Task instructions:
1. Duplicate the Dhule travel passage from "Well, Rohan and" up to and including "up the owner.".
2. Pick up the Dhule travel passage after its last sentence and write what comes next.

We moved into Dhule about nine in the night. The highway was getting crowded as we approached the town. The trucks coming out of town had their bright lights glaring in synchronized animosity at our puny bike, and other smaller vehicles that had joined us on the highway behind and ahead of us.

“Bastard,” Rohan cursed at the truck coming in from the other side. Despite his furious signalling, the truck did not bother to allow him through. We almost got off the road.
“Let’s get into the first hotel here,” he said. He was not really sharing an idea, for the bike was already by now gliding into the entrance of the hotel. We checked in, got to the room and took a shower. We had been riding non stop but for a one hour lunch, for nine hours.

I decided that we better not eat in the hotel but see what we could of this town. My old friend Lalit Marathe was from this town. Dhule was his Vapi. He grew up here, more or less like I grew up in Vapi. We had both landed as small town bumpkins at the same college in Bombay.

Today, we were established city slickers, but we shared humble roots. Lalit and I are not the friends we were. But the town that was the stuff of hostel room angst for several shared years sent mild emotional tremors through me. Would I meet somebody who might have known Lalit? Or his editor father? Perhaps, I thought, the chances of meeting somebody who knew his uncle were brighter. Lalit’s uncle ran a club, a euphemism for a gambling den. That is the kind of notoriety that is easily connected to in small towns, I thought.

Well, Rohan and I had underestimated our strengths. Once out of the hotel, we were smack in the middle of the highway. And our freshly showered bodies were caught in the burst of the gaseous mix of vehicle fumes, dust and that inescapeable smell of diesel, petrol, urine. We turned right, and saw a dhaba, an unpretentious eating place for truckers. It had those coir beds, charpoys. And there was even a raucous bunch of six people downing cheap whiskey. Exploring Dhule will have to wait for some other, more leisurely visit.

Rohan said he wanted to call his wife. I moved in with him to the ubiquitous yellow and black STD booth at the dhaba. As Rohan moved into the cubicle to make his call, I tried to chat up the owner.

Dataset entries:
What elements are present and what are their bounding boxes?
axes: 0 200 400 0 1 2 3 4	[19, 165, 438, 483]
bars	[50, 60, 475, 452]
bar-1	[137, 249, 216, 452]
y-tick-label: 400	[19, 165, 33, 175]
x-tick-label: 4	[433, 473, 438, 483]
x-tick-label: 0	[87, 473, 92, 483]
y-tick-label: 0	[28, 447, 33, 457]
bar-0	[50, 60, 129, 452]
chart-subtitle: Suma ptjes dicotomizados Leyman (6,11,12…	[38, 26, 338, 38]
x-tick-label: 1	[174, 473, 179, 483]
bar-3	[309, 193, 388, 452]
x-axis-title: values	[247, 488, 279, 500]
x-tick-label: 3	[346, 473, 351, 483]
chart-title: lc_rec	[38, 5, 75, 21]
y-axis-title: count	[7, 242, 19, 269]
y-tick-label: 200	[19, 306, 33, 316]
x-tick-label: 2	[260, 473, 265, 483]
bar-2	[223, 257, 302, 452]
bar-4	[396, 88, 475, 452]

Answers by item number:
1.
Well, Rohan and I had underestimated our strengths. Once out of the hotel, we were smack in the middle of the highway. And our freshly showered bodies were caught in the burst of the gaseous mix of vehicle fumes, dust and that inescapeable smell of diesel, petrol, urine. We turned right, and saw a dhaba, an unpretentious eating place for truckers. It had those coir beds, charpoys. And there was even a raucous bunch of six people downing cheap whiskey. Exploring Dhule will have to wait for some other, more leisurely visit.

Rohan said he wanted to call his wife. I moved in with him to the ubiquitous yellow and black STD booth at the dhaba. As Rohan moved into the cubicle to make his call, I tried to chat up the owner.

2.
“Has there been any problem in Dhule?”
“No.”
The man was as interested in me as any businessman would be interested in a passing, captive customer. Which, was of course, very little. Our conversation died at birth. Rohan came out of the phone booth, and promptly put life back into the conversation challenged man at the counter.

“Kithi jhala, bhau.” he asked in Marathi. The man read out the amount

“Where are you coming from?” asked the booth owner. He also owned the dhaba.
“We are riding in from Bombay,” Rohan said, in his friendly open way.
“From Bombay, out on a tour,” he asked, a readymade admiration flickering on his indecisively raised brow.
“Yes. We are going to Orissa. And then down the western coastline,” I told him, uninvited. But I had to pipe in before he forgot that I am part of the duo.
He then asked us when we had set out? Which bike?

“Oh Bullet. Yes it is the king of bikes.” Rohan took over.

I asked him what his name was.

“Marathe”

“Hah, I knew one Marathe here, long ago. Vijay Marathe. Do you know him?” Vijay Marathe was my college friend Lalit’s father.

“There are many Marathes here,” the man refused to be interested in me.

I did not remember Lalit’s uncle’s name. So I said, there was another Marathe who ran a club. Still no memory.

Rohan changed tack. He knew that the man was not interested in anything I said.

“There were lots of trucks with Gujarat number plates carrying families. Where are they going?”

“They are moving in here. There are lots of Muslims here also. It is sad.”

Yeah, I clucked.

“We are also Saaheb’s men,” Rohan said, immediately opening up the dhaba owner’s defences. Rohan did it because he knew I wanted to talk and ask him about the Muslim families and the trucks.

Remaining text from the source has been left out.